WRITTEN INSTRUCTION - Check every line below for the string "background", and copy the lines that contain it.

-- begin --

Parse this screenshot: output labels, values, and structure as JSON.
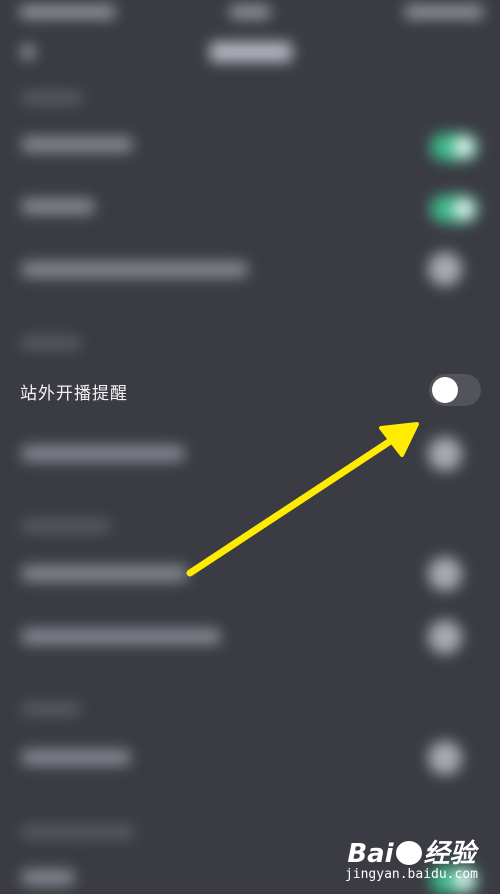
{
  "setting_row": {
    "label": "站外开播提醒",
    "toggle_on": false
  },
  "watermark": {
    "brand_left": "Bai",
    "brand_right": "经验",
    "url": "jingyan.baidu.com"
  },
  "colors": {
    "background": "#3b3c43",
    "toggle_on": "#3fb88a",
    "toggle_off": "#52535b",
    "arrow": "#ffec00"
  }
}
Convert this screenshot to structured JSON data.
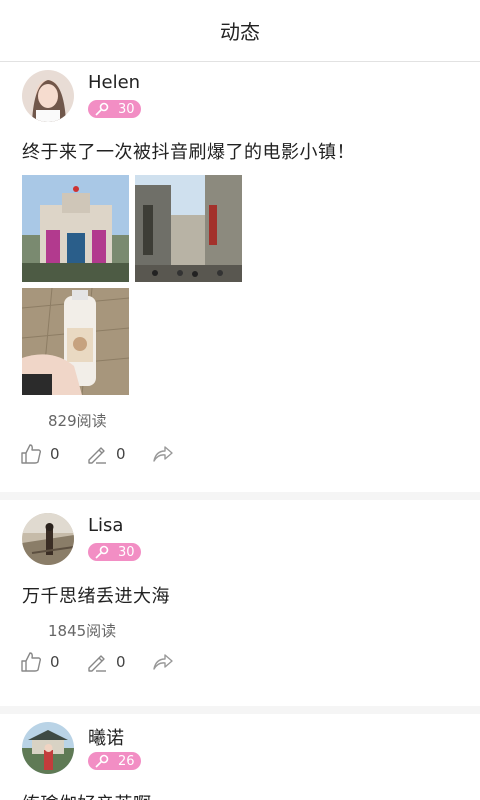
{
  "header": {
    "title": "动态"
  },
  "posts": [
    {
      "username": "Helen",
      "level": "30",
      "text": "终于来了一次被抖音刷爆了的电影小镇！",
      "reads": "829阅读",
      "likes": "0",
      "comments": "0"
    },
    {
      "username": "Lisa",
      "level": "30",
      "text": "万千思绪丢进大海",
      "reads": "1845阅读",
      "likes": "0",
      "comments": "0"
    },
    {
      "username": "曦诺",
      "level": "26",
      "text": "练瑜伽好辛苦啊"
    }
  ],
  "icons": {
    "key": "key-icon",
    "like": "thumbs-up-icon",
    "comment": "pencil-icon",
    "share": "share-arrow-icon"
  },
  "colors": {
    "badge": "#f28ec4",
    "divider": "#f5f5f5"
  }
}
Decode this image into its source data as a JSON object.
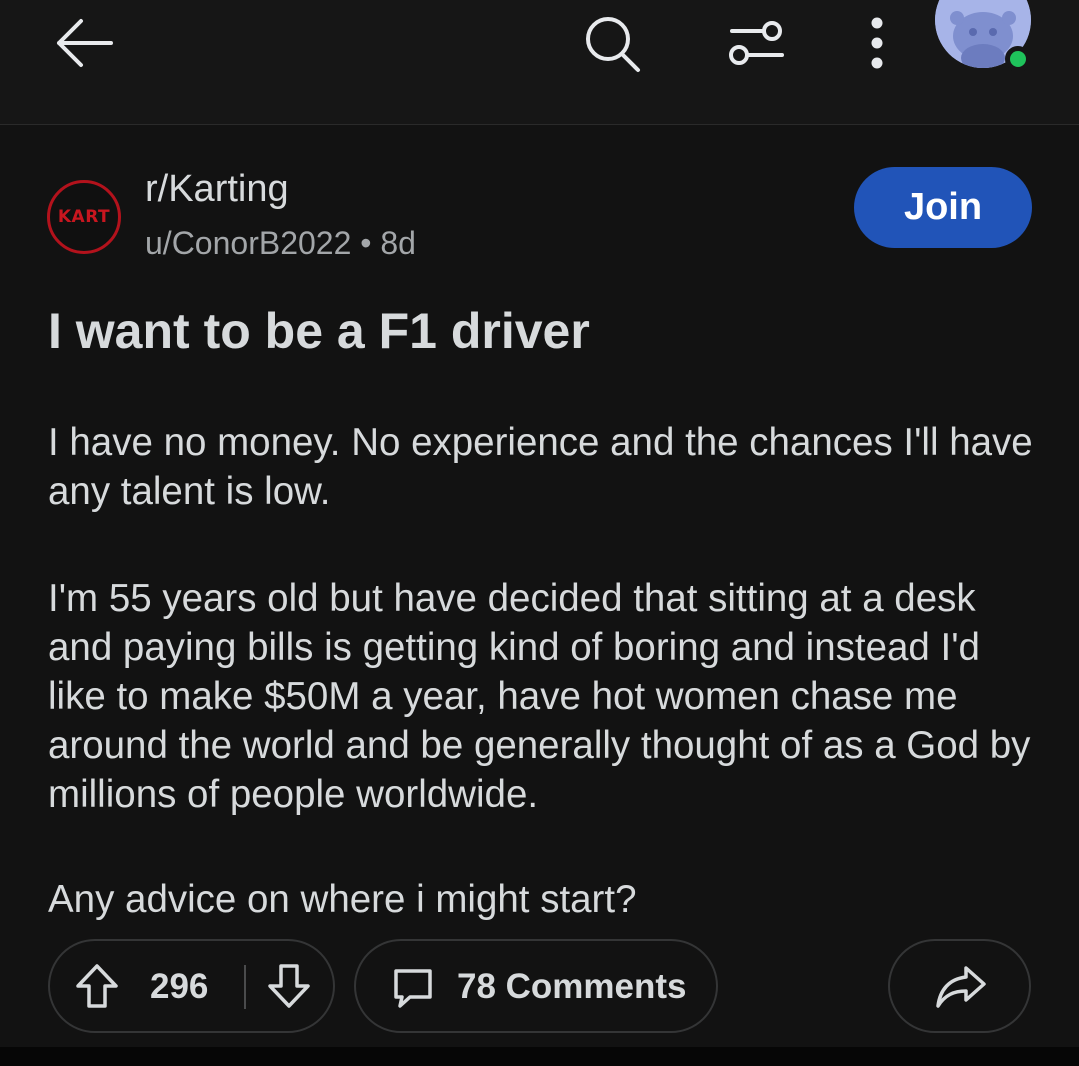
{
  "header": {
    "icons": [
      "back-arrow-icon",
      "search-icon",
      "filter-icon",
      "more-vertical-icon",
      "avatar"
    ],
    "online_status_color": "#1fc25b"
  },
  "post": {
    "subreddit": "r/Karting",
    "subreddit_icon_text": "KART",
    "author": "u/ConorB2022",
    "separator": "•",
    "age": "8d",
    "join_label": "Join",
    "title": "I want to be a F1 driver",
    "body": [
      "I have no money. No experience and the chances I'll have any talent is low.",
      "I'm 55 years old but have decided that sitting at a desk and paying bills is getting kind of boring and instead I'd like to make $50M a year, have hot women chase me around the world and be generally thought of as a God by millions of people worldwide.",
      "Any advice on where i might start?"
    ]
  },
  "actions": {
    "score": "296",
    "comments_label": "78 Comments"
  },
  "colors": {
    "background": "#121212",
    "join_button": "#2154b8",
    "subreddit_icon_border": "#b3121c",
    "text": "#d7dadc",
    "muted_text": "#a3a6a9"
  }
}
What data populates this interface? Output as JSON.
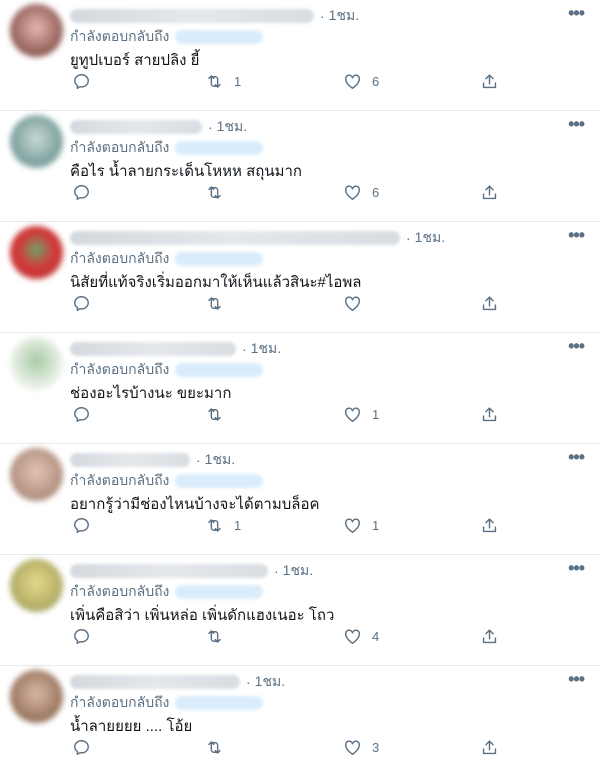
{
  "replying_label": "กำลังตอบกลับถึง",
  "colors": {
    "secondary_text": "#5b7083",
    "divider": "#e6ecf0",
    "mention": "#1da1f2"
  },
  "icons": {
    "reply": "reply-icon",
    "retweet": "retweet-icon",
    "like": "heart-icon",
    "share": "share-icon",
    "more": "more-icon"
  },
  "replies": [
    {
      "time": "1ชม.",
      "text": "ยูทูปเบอร์ สายปลิง ยี้",
      "retweets": "1",
      "likes": "6"
    },
    {
      "time": "1ชม.",
      "text": "คือไร น้ำลายกระเด็นโหหห สถุนมาก",
      "retweets": "",
      "likes": "6"
    },
    {
      "time": "1ชม.",
      "text": "นิสัยที่แท้จริงเริ่มออกมาให้เห็นแล้วสินะ#ไอพล",
      "retweets": "",
      "likes": ""
    },
    {
      "time": "1ชม.",
      "text": "ช่องอะไรบ้างนะ ขยะมาก",
      "retweets": "",
      "likes": "1"
    },
    {
      "time": "1ชม.",
      "text": "อยากรู้ว่ามีช่องไหนบ้างจะได้ตามบล็อค",
      "retweets": "1",
      "likes": "1"
    },
    {
      "time": "1ชม.",
      "text": "เพิ่นคือสิว่า เพิ่นหล่อ เพิ่นดักแฮงเนอะ โถว",
      "retweets": "",
      "likes": "4"
    },
    {
      "time": "1ชม.",
      "text": "น้ำลายยยย .... โอ้ย",
      "retweets": "",
      "likes": "3"
    }
  ]
}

-- end --

ANSWER TO THE PROBLEM -
    "background": "#3b3c43",
    "background": "#121212",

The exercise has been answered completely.